Take each line containing "quarters" and report it exactly as written.

----------

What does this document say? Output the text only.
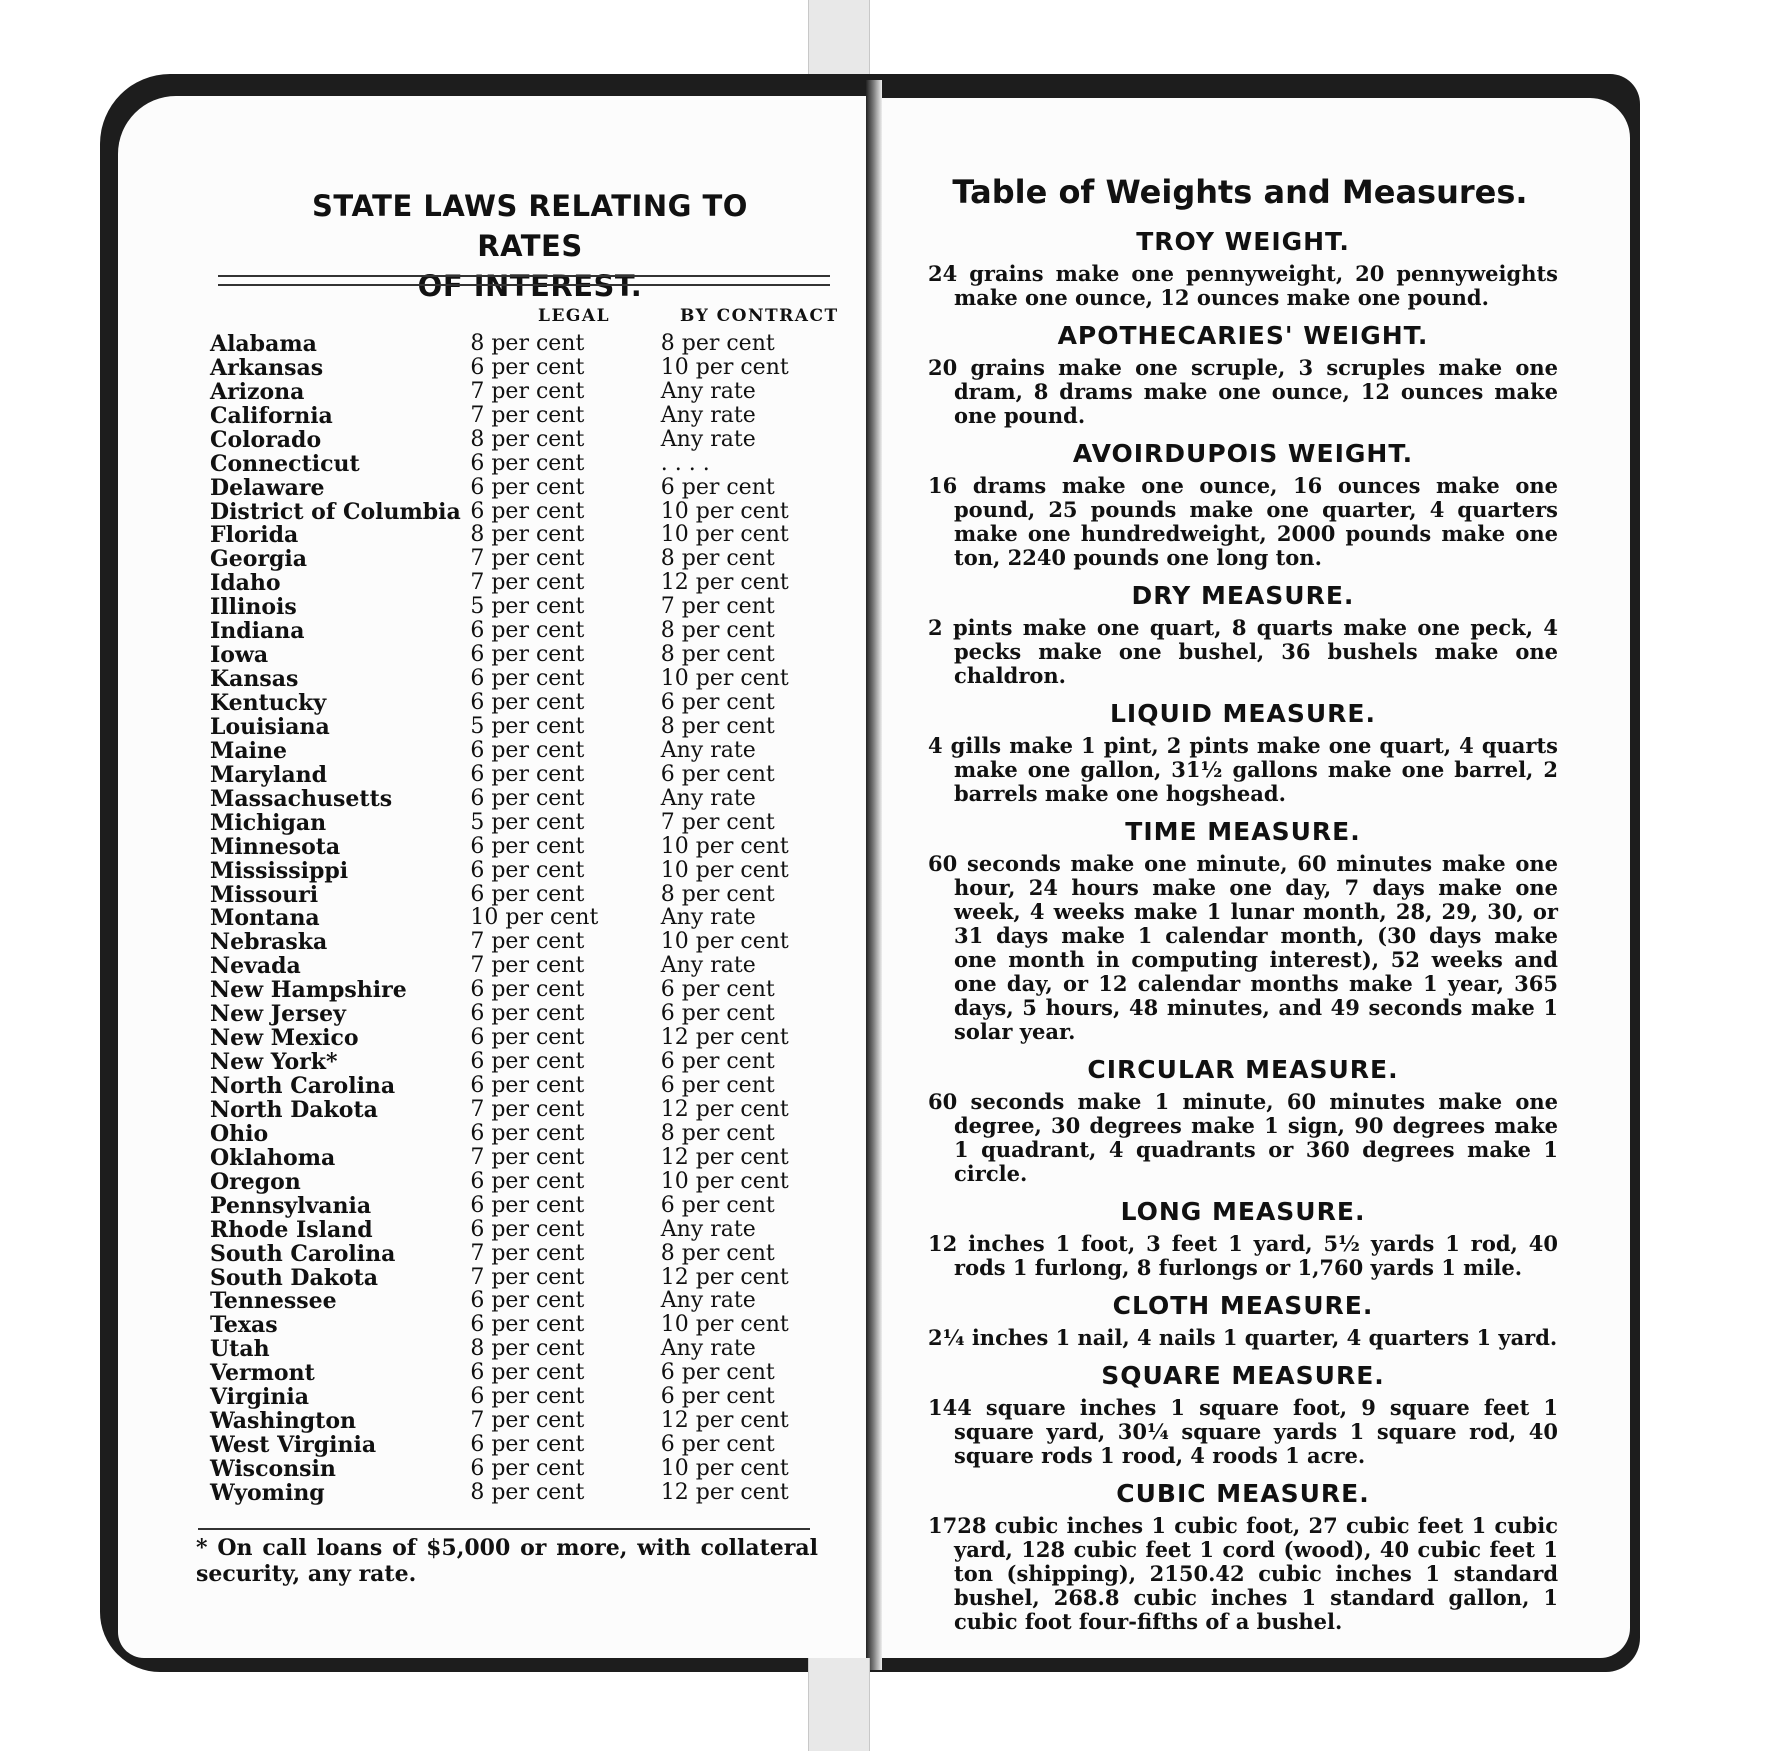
STATE LAWS RELATING TO RATES
OF INTEREST.
LEGAL	BY CONTRACT
Alabama	8 per cent	8 per cent
Arkansas	6 per cent	10 per cent
Arizona	7 per cent	Any rate
California	7 per cent	Any rate
Colorado	8 per cent	Any rate
Connecticut	6 per cent	. . . .
Delaware	6 per cent	6 per cent
District of Columbia	6 per cent	10 per cent
Florida	8 per cent	10 per cent
Georgia	7 per cent	8 per cent
Idaho	7 per cent	12 per cent
Illinois	5 per cent	7 per cent
Indiana	6 per cent	8 per cent
Iowa	6 per cent	8 per cent
Kansas	6 per cent	10 per cent
Kentucky	6 per cent	6 per cent
Louisiana	5 per cent	8 per cent
Maine	6 per cent	Any rate
Maryland	6 per cent	6 per cent
Massachusetts	6 per cent	Any rate
Michigan	5 per cent	7 per cent
Minnesota	6 per cent	10 per cent
Mississippi	6 per cent	10 per cent
Missouri	6 per cent	8 per cent
Montana	10 per cent	Any rate
Nebraska	7 per cent	10 per cent
Nevada	7 per cent	Any rate
New Hampshire	6 per cent	6 per cent
New Jersey	6 per cent	6 per cent
New Mexico	6 per cent	12 per cent
New York*	6 per cent	6 per cent
North Carolina	6 per cent	6 per cent
North Dakota	7 per cent	12 per cent
Ohio	6 per cent	8 per cent
Oklahoma	7 per cent	12 per cent
Oregon	6 per cent	10 per cent
Pennsylvania	6 per cent	6 per cent
Rhode Island	6 per cent	Any rate
South Carolina	7 per cent	8 per cent
South Dakota	7 per cent	12 per cent
Tennessee	6 per cent	Any rate
Texas	6 per cent	10 per cent
Utah	8 per cent	Any rate
Vermont	6 per cent	6 per cent
Virginia	6 per cent	6 per cent
Washington	7 per cent	12 per cent
West Virginia	6 per cent	6 per cent
Wisconsin	6 per cent	10 per cent
Wyoming	8 per cent	12 per cent
* On call loans of $5,000 or more, with collateral security, any rate.
Table of Weights and Measures.
TROY WEIGHT.
24 grains make one pennyweight, 20 pennyweights make one ounce, 12 ounces make one pound.
APOTHECARIES' WEIGHT.
20 grains make one scruple, 3 scruples make one dram, 8 drams make one ounce, 12 ounces make one pound.
AVOIRDUPOIS WEIGHT.
16 drams make one ounce, 16 ounces make one pound, 25 pounds make one quarter, 4 quarters make one hundredweight, 2000 pounds make one ton, 2240 pounds one long ton.
DRY MEASURE.
2 pints make one quart, 8 quarts make one peck, 4 pecks make one bushel, 36 bushels make one chaldron.
LIQUID MEASURE.
4 gills make 1 pint, 2 pints make one quart, 4 quarts make one gallon, 31½ gallons make one barrel, 2 barrels make one hogshead.
TIME MEASURE.
60 seconds make one minute, 60 minutes make one hour, 24 hours make one day, 7 days make one week, 4 weeks make 1 lunar month, 28, 29, 30, or 31 days make 1 calendar month, (30 days make one month in computing interest), 52 weeks and one day, or 12 calendar months make 1 year, 365 days, 5 hours, 48 minutes, and 49 seconds make 1 solar year.
CIRCULAR MEASURE.
60 seconds make 1 minute, 60 minutes make one degree, 30 degrees make 1 sign, 90 degrees make 1 quadrant, 4 quadrants or 360 degrees make 1 circle.
LONG MEASURE.
12 inches 1 foot, 3 feet 1 yard, 5½ yards 1 rod, 40 rods 1 furlong, 8 furlongs or 1,760 yards 1 mile.
CLOTH MEASURE.
2¼ inches 1 nail, 4 nails 1 quarter, 4 quarters 1 yard.
SQUARE MEASURE.
144 square inches 1 square foot, 9 square feet 1 square yard, 30¼ square yards 1 square rod, 40 square rods 1 rood, 4 roods 1 acre.
CUBIC MEASURE.
1728 cubic inches 1 cubic foot, 27 cubic feet 1 cubic yard, 128 cubic feet 1 cord (wood), 40 cubic feet 1 ton (shipping), 2150.42 cubic inches 1 standard bushel, 268.8 cubic inches 1 standard gallon, 1 cubic foot four-fifths of a bushel.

----------

__WRITTEN ANSWER__
16 drams make one ounce, 16 ounces make one pound, 25 pounds make one quarter, 4 quarters make one hundredweight, 2000 pounds make one ton, 2240 pounds one long ton.
2¼ inches 1 nail, 4 nails 1 quarter, 4 quarters 1 yard.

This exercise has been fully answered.